EXERCISE TASK ▸ Write out the full set of records exactly. Any pictures in them do not belong in the copy.
** BEGIN **
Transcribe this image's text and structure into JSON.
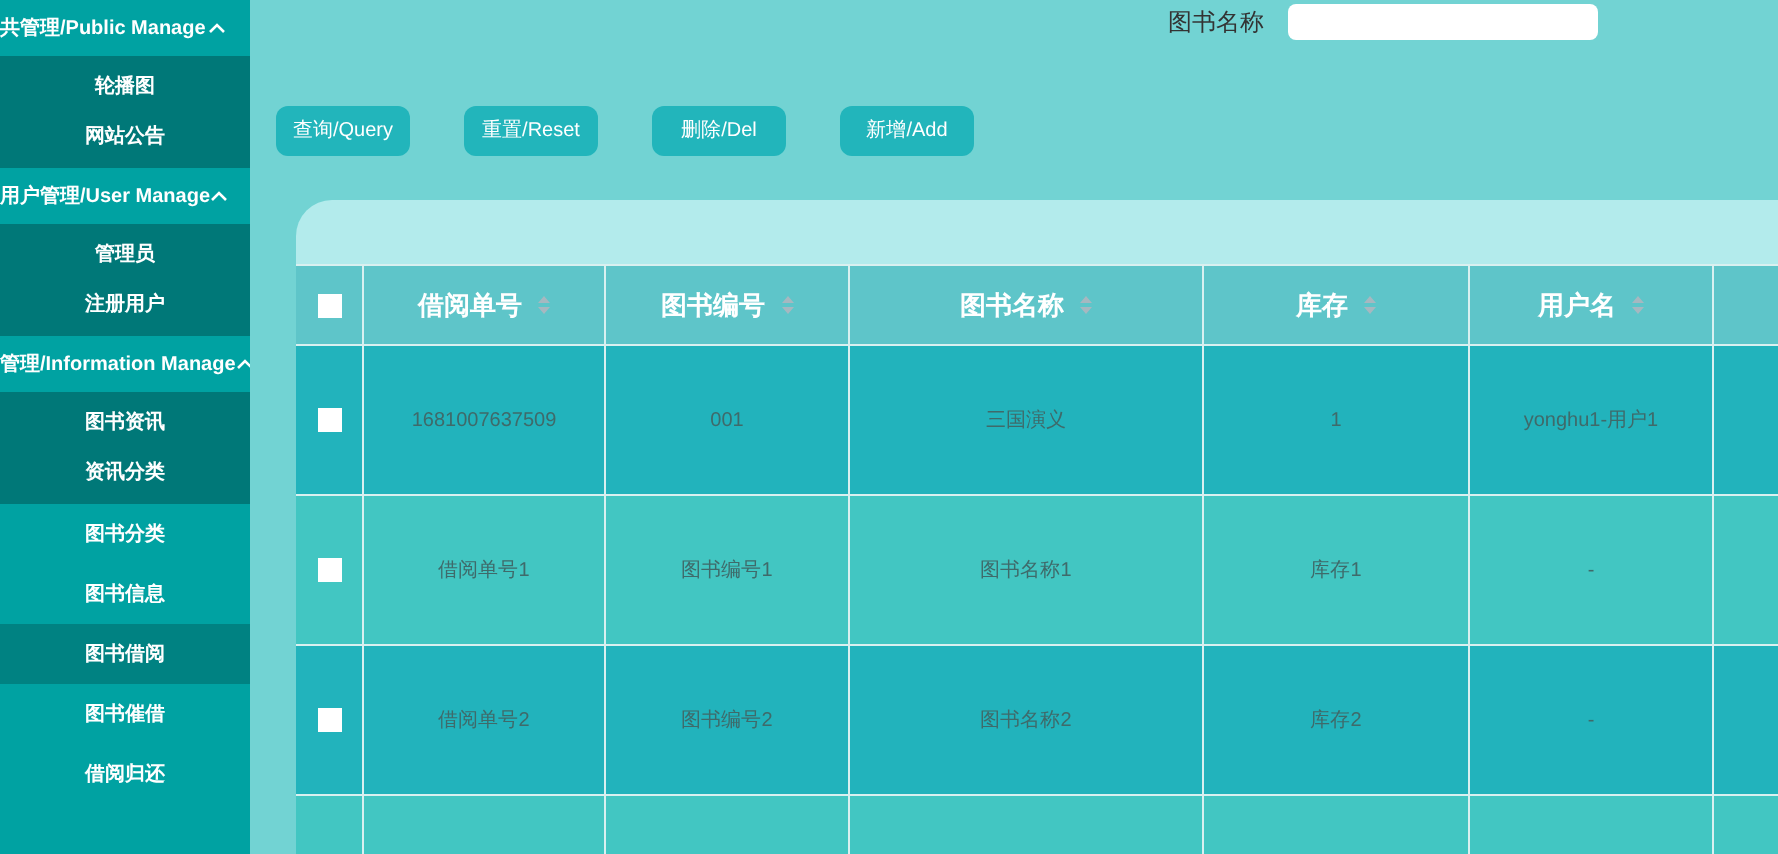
{
  "sidebar": {
    "entries": [
      {
        "kind": "group",
        "label": "共管理/Public Manage",
        "expanded": true,
        "items": [
          {
            "label": "轮播图",
            "selected": false
          },
          {
            "label": "网站公告",
            "selected": false
          }
        ]
      },
      {
        "kind": "group",
        "label": "用户管理/User Manage",
        "expanded": true,
        "items": [
          {
            "label": "管理员",
            "selected": false
          },
          {
            "label": "注册用户",
            "selected": false
          }
        ]
      },
      {
        "kind": "group",
        "label": "管理/Information Manage",
        "expanded": true,
        "items": [
          {
            "label": "图书资讯",
            "selected": false
          },
          {
            "label": "资讯分类",
            "selected": false
          }
        ]
      },
      {
        "kind": "item",
        "label": "图书分类",
        "selected": false
      },
      {
        "kind": "item",
        "label": "图书信息",
        "selected": false
      },
      {
        "kind": "item",
        "label": "图书借阅",
        "selected": true
      },
      {
        "kind": "item",
        "label": "图书催借",
        "selected": false
      },
      {
        "kind": "item",
        "label": "借阅归还",
        "selected": false
      }
    ]
  },
  "search": {
    "label": "图书名称"
  },
  "buttons": [
    "查询/Query",
    "重置/Reset",
    "删除/Del",
    "新增/Add"
  ],
  "table": {
    "select_all": {
      "checked": false
    },
    "columns": [
      "借阅单号",
      "图书编号",
      "图书名称",
      "库存",
      "用户名"
    ],
    "rows": [
      {
        "checked": false,
        "cells": [
          "1681007637509",
          "001",
          "三国演义",
          "1",
          "yonghu1-用户1"
        ]
      },
      {
        "checked": false,
        "cells": [
          "借阅单号1",
          "图书编号1",
          "图书名称1",
          "库存1",
          "-"
        ]
      },
      {
        "checked": false,
        "cells": [
          "借阅单号2",
          "图书编号2",
          "图书名称2",
          "库存2",
          "-"
        ]
      }
    ]
  }
}
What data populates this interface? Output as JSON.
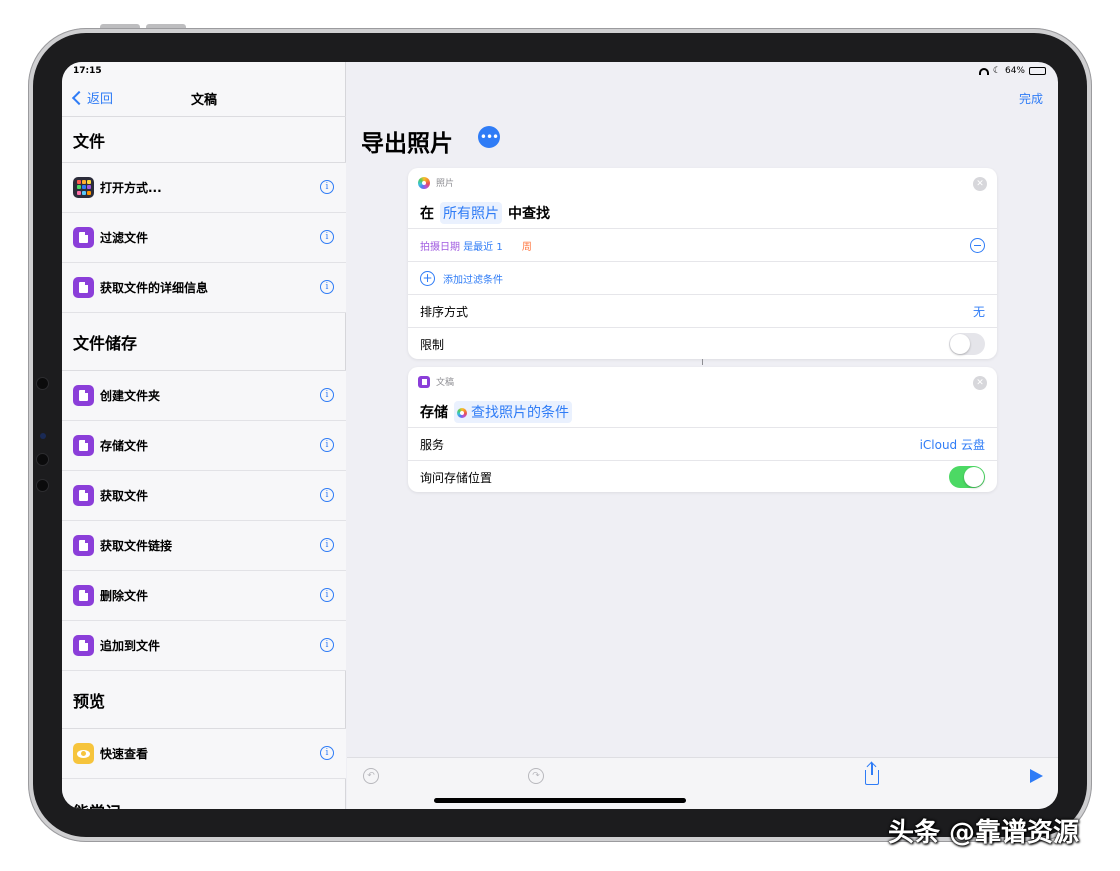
** END **
RESULT ▸
Transcribe this image's text and structure into JSON.
{
  "sidebar": {
    "entries": [
      {
        "kind": "group",
        "label": "共管理/Public Manage",
        "expanded": true,
        "items": [
          {
            "label": "轮播图",
            "selected": false
          },
          {
            "label": "网站公告",
            "selected": false
          }
        ]
      },
      {
        "kind": "group",
        "label": "用户管理/User Manage",
        "expanded": true,
        "items": [
          {
            "label": "管理员",
            "selected": false
          },
          {
            "label": "注册用户",
            "selected": false
          }
        ]
      },
      {
        "kind": "group",
        "label": "管理/Information Manage",
        "expanded": true,
        "items": [
          {
            "label": "图书资讯",
            "selected": false
          },
          {
            "label": "资讯分类",
            "selected": false
          }
        ]
      },
      {
        "kind": "item",
        "label": "图书分类",
        "selected": false
      },
      {
        "kind": "item",
        "label": "图书信息",
        "selected": false
      },
      {
        "kind": "item",
        "label": "图书借阅",
        "selected": true
      },
      {
        "kind": "item",
        "label": "图书催借",
        "selected": false
      },
      {
        "kind": "item",
        "label": "借阅归还",
        "selected": false
      }
    ]
  },
  "search": {
    "label": "图书名称"
  },
  "buttons": [
    "查询/Query",
    "重置/Reset",
    "删除/Del",
    "新增/Add"
  ],
  "table": {
    "select_all": {
      "checked": false
    },
    "columns": [
      "借阅单号",
      "图书编号",
      "图书名称",
      "库存",
      "用户名"
    ],
    "rows": [
      {
        "checked": false,
        "cells": [
          "1681007637509",
          "001",
          "三国演义",
          "1",
          "yonghu1-用户1"
        ]
      },
      {
        "checked": false,
        "cells": [
          "借阅单号1",
          "图书编号1",
          "图书名称1",
          "库存1",
          "-"
        ]
      },
      {
        "checked": false,
        "cells": [
          "借阅单号2",
          "图书编号2",
          "图书名称2",
          "库存2",
          "-"
        ]
      }
    ]
  }
}
What data populates this interface? Output as JSON.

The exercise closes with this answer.